====== Available records
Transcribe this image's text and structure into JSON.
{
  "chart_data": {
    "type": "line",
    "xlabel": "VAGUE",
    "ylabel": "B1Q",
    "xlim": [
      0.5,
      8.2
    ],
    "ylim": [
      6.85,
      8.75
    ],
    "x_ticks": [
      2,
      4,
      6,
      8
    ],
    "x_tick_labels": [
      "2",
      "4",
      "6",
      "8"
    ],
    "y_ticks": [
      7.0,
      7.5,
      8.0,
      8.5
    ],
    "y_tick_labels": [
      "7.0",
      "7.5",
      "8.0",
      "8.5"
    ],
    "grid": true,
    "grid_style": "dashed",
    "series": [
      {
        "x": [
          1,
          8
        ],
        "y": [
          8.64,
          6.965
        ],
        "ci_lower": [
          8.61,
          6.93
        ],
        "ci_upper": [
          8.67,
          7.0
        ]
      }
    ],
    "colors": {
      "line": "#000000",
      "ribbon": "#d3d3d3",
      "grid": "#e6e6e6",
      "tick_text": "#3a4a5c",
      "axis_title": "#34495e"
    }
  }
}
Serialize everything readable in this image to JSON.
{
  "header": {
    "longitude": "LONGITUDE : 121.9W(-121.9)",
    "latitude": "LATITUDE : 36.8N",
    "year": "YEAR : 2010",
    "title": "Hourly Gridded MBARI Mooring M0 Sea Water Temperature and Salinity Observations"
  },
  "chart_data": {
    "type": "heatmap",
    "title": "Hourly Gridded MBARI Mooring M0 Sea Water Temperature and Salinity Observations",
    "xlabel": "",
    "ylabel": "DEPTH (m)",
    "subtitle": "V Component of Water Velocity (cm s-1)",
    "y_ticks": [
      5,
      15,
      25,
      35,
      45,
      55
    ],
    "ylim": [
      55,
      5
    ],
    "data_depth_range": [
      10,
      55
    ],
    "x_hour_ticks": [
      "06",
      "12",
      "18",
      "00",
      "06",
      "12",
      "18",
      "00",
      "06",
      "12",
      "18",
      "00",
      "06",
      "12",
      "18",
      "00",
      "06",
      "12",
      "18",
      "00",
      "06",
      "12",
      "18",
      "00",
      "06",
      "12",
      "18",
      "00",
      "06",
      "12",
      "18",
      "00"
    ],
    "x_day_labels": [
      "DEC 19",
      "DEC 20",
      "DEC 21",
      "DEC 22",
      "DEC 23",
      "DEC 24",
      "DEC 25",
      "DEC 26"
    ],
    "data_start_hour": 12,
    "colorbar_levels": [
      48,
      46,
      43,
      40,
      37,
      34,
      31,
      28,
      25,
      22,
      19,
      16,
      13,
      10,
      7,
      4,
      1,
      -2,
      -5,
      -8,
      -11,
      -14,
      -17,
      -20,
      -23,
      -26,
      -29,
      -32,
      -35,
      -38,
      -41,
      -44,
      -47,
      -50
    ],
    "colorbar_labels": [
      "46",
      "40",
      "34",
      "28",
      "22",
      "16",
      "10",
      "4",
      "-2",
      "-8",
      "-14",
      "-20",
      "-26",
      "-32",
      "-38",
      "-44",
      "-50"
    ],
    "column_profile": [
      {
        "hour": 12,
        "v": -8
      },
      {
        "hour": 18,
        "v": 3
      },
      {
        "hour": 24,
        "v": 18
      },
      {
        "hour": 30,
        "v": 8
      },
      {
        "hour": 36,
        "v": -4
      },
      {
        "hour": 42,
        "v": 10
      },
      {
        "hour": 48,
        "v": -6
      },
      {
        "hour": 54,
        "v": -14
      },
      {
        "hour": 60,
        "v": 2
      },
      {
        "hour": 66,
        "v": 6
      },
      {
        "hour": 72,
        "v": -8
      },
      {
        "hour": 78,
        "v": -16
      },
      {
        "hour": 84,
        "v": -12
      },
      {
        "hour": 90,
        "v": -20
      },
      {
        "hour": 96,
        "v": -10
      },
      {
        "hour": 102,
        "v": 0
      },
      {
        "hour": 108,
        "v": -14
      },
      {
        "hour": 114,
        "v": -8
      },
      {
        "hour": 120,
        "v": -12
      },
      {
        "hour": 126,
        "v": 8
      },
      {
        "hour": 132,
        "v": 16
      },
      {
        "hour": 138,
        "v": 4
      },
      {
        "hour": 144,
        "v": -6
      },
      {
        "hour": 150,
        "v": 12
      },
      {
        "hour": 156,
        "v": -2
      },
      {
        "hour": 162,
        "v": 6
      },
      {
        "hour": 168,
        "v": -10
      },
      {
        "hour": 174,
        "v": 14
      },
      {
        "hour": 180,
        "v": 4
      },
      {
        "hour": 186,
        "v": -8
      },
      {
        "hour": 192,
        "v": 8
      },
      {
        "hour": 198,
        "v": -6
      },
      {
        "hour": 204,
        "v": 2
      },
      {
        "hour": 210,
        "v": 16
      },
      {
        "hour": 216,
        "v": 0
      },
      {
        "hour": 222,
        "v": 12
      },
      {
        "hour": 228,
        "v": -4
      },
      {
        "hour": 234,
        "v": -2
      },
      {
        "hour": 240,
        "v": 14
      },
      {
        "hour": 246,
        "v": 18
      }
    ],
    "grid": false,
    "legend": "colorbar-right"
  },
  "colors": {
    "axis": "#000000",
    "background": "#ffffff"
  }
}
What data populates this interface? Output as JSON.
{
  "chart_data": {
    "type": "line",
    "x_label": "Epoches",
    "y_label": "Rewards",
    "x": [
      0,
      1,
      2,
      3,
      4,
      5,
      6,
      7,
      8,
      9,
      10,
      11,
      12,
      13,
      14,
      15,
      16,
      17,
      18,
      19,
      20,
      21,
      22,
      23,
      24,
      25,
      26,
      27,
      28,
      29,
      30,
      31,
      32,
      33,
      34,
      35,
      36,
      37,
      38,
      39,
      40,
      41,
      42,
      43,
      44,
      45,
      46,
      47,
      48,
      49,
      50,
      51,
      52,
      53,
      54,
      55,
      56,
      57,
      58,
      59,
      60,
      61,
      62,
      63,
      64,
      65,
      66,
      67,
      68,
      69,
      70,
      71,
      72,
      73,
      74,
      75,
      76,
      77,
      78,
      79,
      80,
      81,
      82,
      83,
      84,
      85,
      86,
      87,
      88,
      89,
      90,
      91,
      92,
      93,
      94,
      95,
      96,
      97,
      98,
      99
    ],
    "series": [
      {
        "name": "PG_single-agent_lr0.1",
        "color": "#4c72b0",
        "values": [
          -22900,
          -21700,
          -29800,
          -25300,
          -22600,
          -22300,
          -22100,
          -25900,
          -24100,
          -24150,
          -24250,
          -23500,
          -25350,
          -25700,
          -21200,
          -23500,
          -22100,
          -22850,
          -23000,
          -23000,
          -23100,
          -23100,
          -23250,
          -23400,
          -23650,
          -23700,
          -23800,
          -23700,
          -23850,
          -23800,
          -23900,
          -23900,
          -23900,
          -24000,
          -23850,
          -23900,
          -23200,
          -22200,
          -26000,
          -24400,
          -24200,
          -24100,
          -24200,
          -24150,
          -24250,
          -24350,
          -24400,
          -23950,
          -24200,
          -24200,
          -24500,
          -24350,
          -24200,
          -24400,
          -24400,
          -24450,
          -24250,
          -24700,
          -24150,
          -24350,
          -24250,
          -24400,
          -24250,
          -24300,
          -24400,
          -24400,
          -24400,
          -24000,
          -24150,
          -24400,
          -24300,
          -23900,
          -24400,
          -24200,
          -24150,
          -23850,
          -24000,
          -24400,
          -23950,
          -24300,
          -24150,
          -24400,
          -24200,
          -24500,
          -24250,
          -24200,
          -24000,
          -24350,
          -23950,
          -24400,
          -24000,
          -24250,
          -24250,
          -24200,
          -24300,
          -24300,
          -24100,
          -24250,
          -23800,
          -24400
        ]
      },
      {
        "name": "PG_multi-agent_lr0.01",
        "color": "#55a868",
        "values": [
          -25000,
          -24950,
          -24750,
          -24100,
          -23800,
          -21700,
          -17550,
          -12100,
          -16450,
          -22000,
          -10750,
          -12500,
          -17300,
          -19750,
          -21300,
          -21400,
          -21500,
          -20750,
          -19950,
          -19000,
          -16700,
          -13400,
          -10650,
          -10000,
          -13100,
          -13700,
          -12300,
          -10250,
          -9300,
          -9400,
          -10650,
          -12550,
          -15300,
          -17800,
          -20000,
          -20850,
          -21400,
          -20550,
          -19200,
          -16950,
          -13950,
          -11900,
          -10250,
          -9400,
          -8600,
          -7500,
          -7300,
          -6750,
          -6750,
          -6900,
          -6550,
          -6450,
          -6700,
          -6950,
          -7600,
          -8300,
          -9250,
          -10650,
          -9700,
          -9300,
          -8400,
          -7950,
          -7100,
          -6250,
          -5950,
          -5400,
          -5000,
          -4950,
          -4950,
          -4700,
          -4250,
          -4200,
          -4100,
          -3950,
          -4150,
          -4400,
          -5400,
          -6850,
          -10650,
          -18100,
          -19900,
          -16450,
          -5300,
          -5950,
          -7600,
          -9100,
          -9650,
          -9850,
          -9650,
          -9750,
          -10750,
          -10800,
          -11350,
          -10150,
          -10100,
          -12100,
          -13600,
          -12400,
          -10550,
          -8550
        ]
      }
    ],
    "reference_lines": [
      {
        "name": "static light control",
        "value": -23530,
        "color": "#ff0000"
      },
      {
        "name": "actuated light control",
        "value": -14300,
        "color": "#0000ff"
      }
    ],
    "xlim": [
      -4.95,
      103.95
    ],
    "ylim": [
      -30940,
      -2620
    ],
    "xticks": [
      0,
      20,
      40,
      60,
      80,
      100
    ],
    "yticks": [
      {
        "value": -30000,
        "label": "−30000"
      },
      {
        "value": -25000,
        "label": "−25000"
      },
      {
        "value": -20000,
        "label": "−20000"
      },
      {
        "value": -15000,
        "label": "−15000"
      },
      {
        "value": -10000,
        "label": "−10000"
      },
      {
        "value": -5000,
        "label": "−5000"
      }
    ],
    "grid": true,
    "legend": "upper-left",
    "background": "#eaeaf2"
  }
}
============
» **The task**:
Check each line of the records for the word "background" and extract those that contain it.

» **Solution**:
    "background": "#ffffff"
    "background": "#eaeaf2"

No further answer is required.